Start of ENTRIES SHOWN

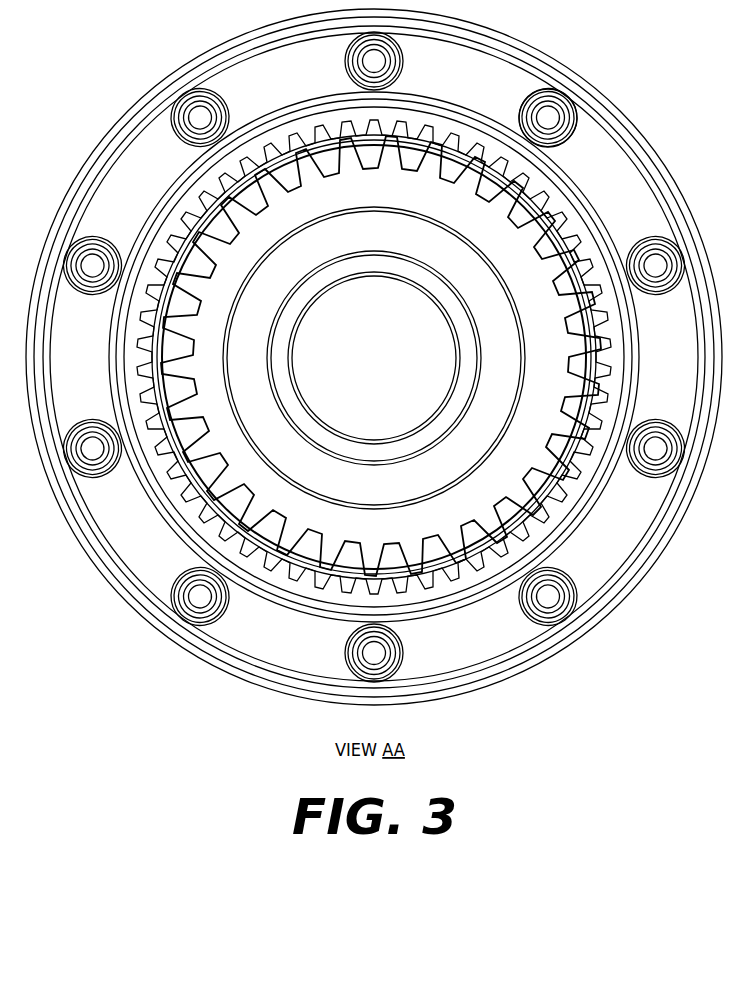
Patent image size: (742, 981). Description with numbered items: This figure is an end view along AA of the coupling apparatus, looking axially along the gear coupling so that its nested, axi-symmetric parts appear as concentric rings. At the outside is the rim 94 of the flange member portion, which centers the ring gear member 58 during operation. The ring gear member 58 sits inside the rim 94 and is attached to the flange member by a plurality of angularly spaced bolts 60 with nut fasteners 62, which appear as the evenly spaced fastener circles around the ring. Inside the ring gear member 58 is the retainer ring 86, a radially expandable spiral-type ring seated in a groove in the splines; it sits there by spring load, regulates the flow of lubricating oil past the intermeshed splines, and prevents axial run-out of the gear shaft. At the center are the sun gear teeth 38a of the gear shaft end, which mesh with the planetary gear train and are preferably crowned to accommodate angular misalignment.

The sun gear teeth 38a is at (580, 352).
The ring gear member 58 is at (608, 474).
The bolts 60 is at (560, 122).
The nut fasteners 62 is at (556, 98).
The retainer ring 86 is at (604, 530).
The rim 94 is at (668, 163).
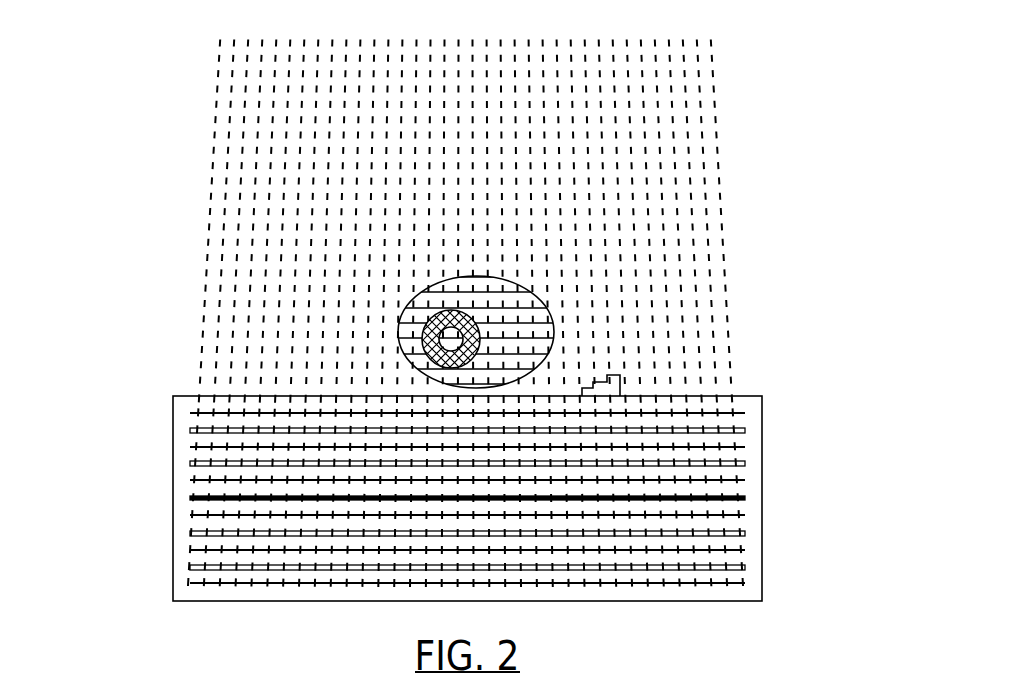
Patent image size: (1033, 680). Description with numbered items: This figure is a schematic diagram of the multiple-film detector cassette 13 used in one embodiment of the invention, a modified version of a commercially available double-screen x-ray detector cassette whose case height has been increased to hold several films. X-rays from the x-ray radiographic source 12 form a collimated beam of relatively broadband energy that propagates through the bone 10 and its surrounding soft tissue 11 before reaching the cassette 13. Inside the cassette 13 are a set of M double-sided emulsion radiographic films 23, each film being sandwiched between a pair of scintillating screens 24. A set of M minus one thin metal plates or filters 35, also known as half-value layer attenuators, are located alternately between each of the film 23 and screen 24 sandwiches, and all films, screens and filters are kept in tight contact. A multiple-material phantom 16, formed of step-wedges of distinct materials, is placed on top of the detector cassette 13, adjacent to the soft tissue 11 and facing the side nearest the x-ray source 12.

The bone 10 is at (397, 332).
The soft tissue 11 is at (420, 302).
The x-ray radiographic source 12 is at (465, 295).
The multiple-film detector cassette 13 is at (362, 602).
The multiple-material phantom 16 is at (622, 385).
The double-sided emulsion radiographic films 23 is at (749, 427).
The scintillating screens 24 is at (192, 447).
The filters 35 is at (190, 463).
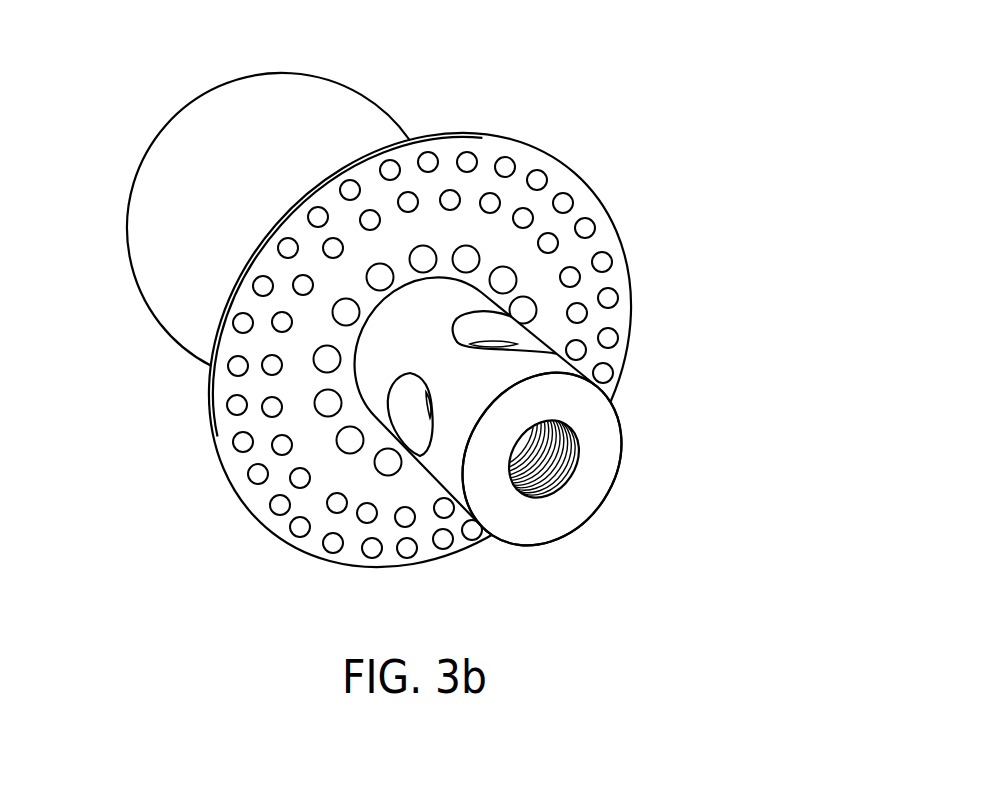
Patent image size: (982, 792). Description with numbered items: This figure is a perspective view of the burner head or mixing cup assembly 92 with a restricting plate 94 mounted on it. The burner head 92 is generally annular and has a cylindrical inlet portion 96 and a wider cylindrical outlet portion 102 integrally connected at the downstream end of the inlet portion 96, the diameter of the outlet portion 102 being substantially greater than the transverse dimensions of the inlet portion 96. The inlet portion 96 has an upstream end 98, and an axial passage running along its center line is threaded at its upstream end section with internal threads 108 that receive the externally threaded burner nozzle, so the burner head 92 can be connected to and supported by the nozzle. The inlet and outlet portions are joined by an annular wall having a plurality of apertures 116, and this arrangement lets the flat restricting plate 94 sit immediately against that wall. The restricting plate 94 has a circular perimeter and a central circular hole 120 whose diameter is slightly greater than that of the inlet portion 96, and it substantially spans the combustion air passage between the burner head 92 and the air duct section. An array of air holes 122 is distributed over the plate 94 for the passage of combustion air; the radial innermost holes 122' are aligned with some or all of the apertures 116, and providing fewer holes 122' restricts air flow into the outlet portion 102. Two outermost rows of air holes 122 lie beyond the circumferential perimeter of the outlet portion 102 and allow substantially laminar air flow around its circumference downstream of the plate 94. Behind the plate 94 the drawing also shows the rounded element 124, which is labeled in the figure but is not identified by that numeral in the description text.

The burner head 92 is at (637, 192).
The restricting plate 94 is at (287, 547).
The inlet portion 96 is at (597, 487).
The upstream end 98 is at (567, 523).
The outlet portion 102 is at (363, 128).
The internal threads 108 is at (508, 466).
The apertures 116 is at (472, 250).
The central circular hole 120 is at (360, 330).
The air holes 122 is at (497, 355).
The radial innermost holes 122' is at (333, 366).
The dome cover 124 is at (165, 300).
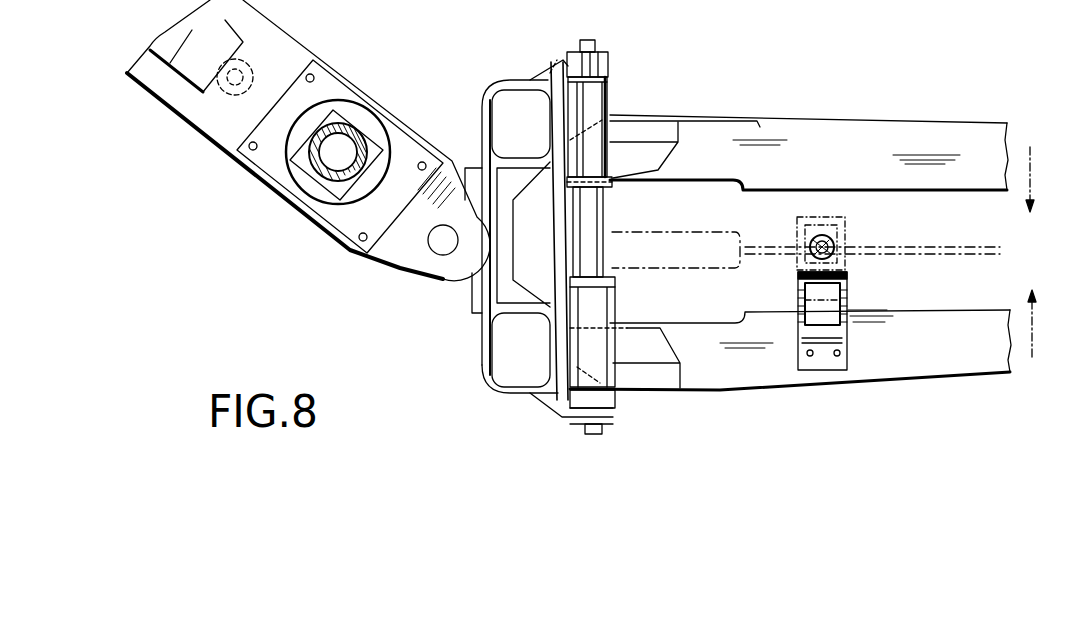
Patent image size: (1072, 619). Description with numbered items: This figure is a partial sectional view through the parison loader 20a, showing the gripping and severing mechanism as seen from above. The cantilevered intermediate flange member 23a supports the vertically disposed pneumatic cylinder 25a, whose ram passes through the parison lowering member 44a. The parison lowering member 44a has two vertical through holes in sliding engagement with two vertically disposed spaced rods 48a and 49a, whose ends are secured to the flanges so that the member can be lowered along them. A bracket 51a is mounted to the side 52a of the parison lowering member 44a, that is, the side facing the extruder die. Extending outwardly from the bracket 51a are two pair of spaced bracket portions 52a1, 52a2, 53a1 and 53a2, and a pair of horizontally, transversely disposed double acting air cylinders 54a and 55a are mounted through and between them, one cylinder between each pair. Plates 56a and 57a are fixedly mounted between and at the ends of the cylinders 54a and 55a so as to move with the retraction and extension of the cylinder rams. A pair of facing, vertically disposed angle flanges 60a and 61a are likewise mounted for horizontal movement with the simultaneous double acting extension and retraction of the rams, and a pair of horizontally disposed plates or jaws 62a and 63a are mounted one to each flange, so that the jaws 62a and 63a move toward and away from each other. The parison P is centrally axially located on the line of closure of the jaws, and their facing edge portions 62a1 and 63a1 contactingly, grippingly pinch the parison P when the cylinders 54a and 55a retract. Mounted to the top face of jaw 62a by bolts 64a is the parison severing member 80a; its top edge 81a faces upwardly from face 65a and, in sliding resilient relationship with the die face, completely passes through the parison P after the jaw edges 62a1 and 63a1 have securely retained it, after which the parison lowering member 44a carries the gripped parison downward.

The parison loader 20a is at (233, 200).
The cantilevered intermediate flange member 23a is at (340, 250).
The pneumatic cylinder 25a is at (347, 100).
The rod 48a is at (230, 93).
The rod 49a is at (442, 255).
The parison lowering member 44a is at (460, 277).
The bracket 51a is at (482, 107).
The side of parison lowering member 52a is at (542, 70).
The bracket portion 52a2 is at (638, 54).
The bracket portion 53a2 is at (600, 53).
The bracket portion 52a1 is at (531, 421).
The bracket portion 53a1 is at (583, 407).
The plate 57a is at (607, 70).
The double acting air cylinder 54a is at (783, 232).
The double acting air cylinder 55a is at (597, 225).
The plate 56a is at (615, 397).
The angle flange 61a is at (653, 123).
The jaw 63a is at (927, 130).
The edge portion 63a1 is at (983, 193).
The angle flange 60a is at (662, 377).
The jaw 62a is at (953, 367).
The edge portion 62a1 is at (967, 308).
The parison P is at (830, 242).
The parison severing member 80a is at (858, 302).
The top edge 81a is at (847, 272).
The face 65a is at (797, 287).
The bolts 64a is at (810, 356).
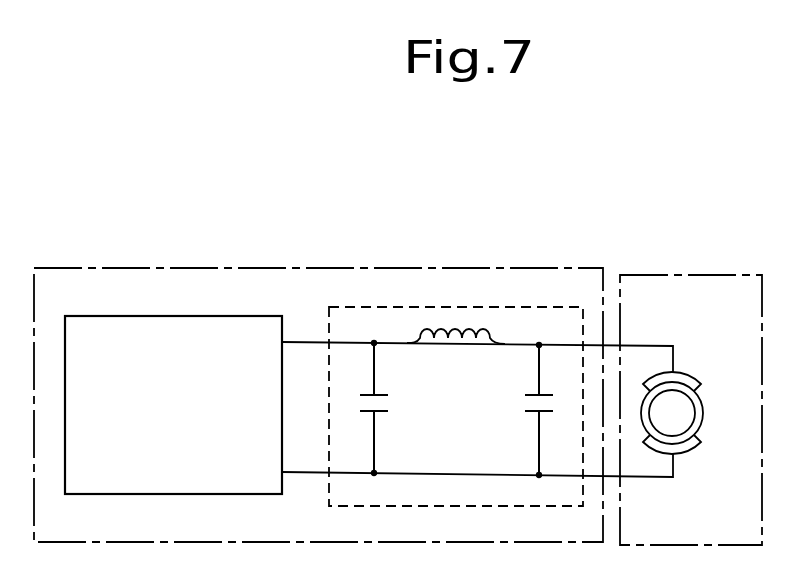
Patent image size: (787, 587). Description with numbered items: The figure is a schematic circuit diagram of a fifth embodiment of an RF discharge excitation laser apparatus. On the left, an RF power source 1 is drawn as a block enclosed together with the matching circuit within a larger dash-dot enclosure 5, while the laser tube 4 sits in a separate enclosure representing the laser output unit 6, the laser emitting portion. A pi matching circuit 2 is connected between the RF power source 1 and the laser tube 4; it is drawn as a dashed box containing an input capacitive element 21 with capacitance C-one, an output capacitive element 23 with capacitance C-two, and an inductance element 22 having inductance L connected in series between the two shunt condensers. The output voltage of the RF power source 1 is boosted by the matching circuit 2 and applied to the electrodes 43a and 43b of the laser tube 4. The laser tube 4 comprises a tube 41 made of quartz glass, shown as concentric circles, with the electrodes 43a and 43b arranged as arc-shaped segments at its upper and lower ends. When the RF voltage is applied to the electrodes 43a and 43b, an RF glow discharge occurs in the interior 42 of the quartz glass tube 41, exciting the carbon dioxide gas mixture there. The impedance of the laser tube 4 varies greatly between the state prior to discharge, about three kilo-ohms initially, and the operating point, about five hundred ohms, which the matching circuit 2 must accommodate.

The RF power source 1 is at (211, 316).
The matching circuit 2 is at (540, 307).
The laser tube 4 is at (686, 370).
The RF power supply section 5 is at (384, 268).
The laser output unit 6 is at (701, 275).
The input capacitive element 21 is at (393, 401).
The inductance element 22 is at (475, 337).
The output capacitive element 23 is at (522, 404).
The tube 41 is at (703, 402).
The interior 42 is at (679, 417).
The electrode 43a is at (690, 380).
The electrode 43b is at (692, 445).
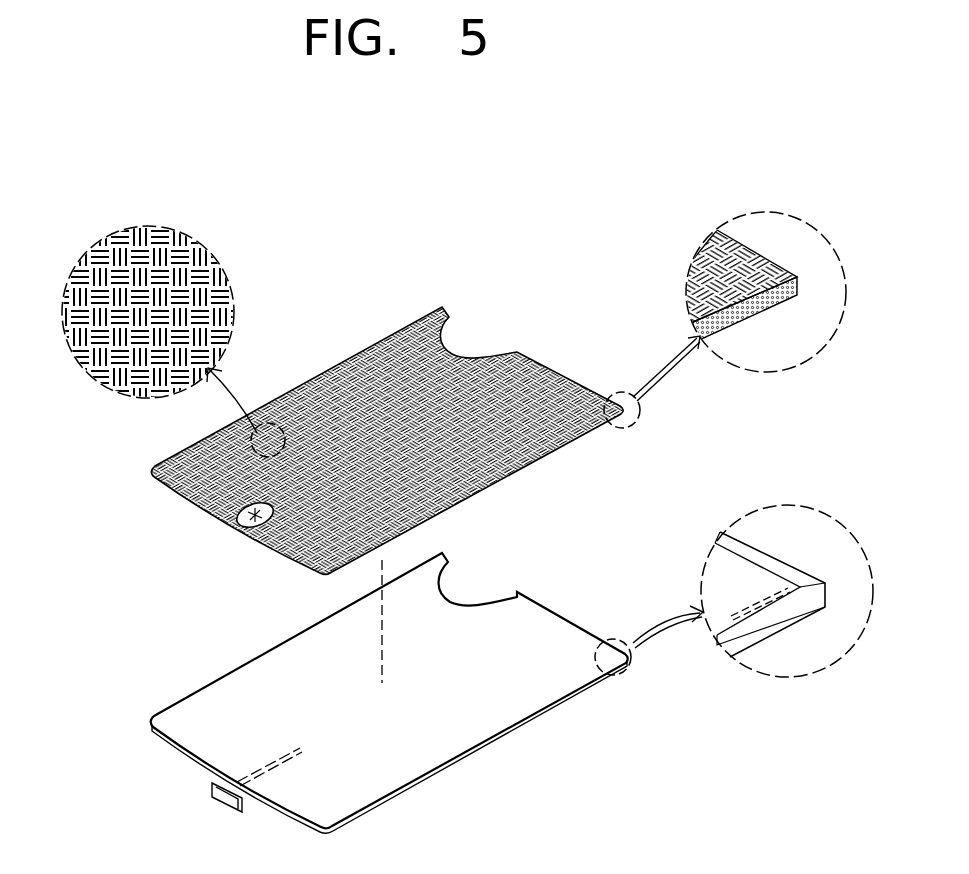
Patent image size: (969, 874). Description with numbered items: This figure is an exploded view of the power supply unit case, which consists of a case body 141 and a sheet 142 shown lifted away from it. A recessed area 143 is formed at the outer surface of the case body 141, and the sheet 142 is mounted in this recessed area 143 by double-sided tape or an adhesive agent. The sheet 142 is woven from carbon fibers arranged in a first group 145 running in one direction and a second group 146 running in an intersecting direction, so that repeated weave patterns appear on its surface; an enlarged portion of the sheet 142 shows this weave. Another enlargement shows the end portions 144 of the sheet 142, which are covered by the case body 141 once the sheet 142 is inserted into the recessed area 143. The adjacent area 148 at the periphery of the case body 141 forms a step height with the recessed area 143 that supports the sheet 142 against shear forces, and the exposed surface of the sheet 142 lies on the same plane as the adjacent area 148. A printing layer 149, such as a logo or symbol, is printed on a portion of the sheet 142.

The case body 141 is at (563, 618).
The sheet 142 is at (387, 342).
The recessed area 143 is at (740, 577).
The end portions 144 is at (763, 307).
The first group 145 is at (93, 280).
The second group 146 is at (130, 280).
The adjacent area 148 is at (782, 560).
The printing layer 149 is at (208, 523).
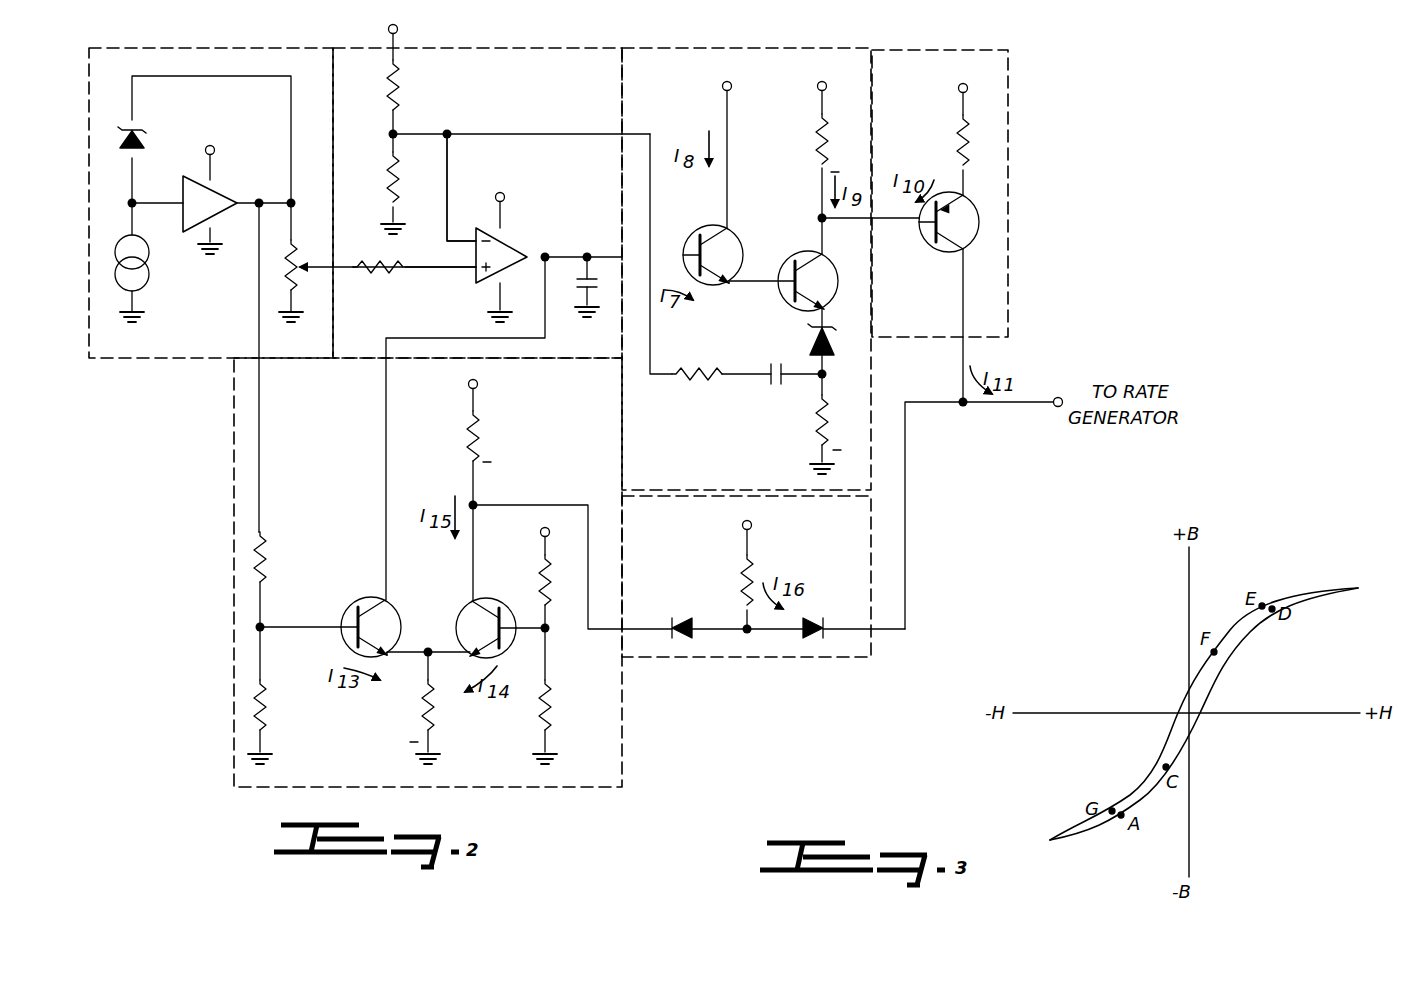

End of ENTRIES SHOWN

> TASK DESCRIPTION: Arrange the records from the start through the line containing "The rim 94 is at (668, 163)." as a two-column CSV with the headers input and output, one row per record. Put the record's text and its answer each in a single quoted field with line breaks replaced by spaces, and leave out the pictures.

> FINAL ANSWER:
input,output
"Patent image size: (742, 981). Description with numbered items: This figure is an end view along AA of the coupling apparatus, looking axially along the gear coupling so that its nested, axi-symmetric parts appear as concentric rings. At the outside is the rim 94 of the flange member portion, which centers the ring gear member 58 during operation. The ring gear member 58 sits inside the rim 94 and is attached to the flange member by a plurality of angularly spaced bolts 60 with nut fasteners 62, which appear as the evenly spaced fastener circles around the ring. Inside the ring gear member 58 is the retainer ring 86, a radially expandable spiral-type ring seated in a groove in the splines; it sits there by spring load, regulates the flow of lubricating oil past the intermeshed splines, and prevents axial run-out of the gear shaft. At the center are the sun gear teeth 38a of the gear shaft end, which mesh with the planetary gear train and are preferably crowned to accommodate angular misalignment.","The sun gear teeth 38a is at (580, 352). The ring gear member 58 is at (608, 474). The bolts 60 is at (560, 122). The nut fasteners 62 is at (556, 98). The retainer ring 86 is at (604, 530). The rim 94 is at (668, 163)."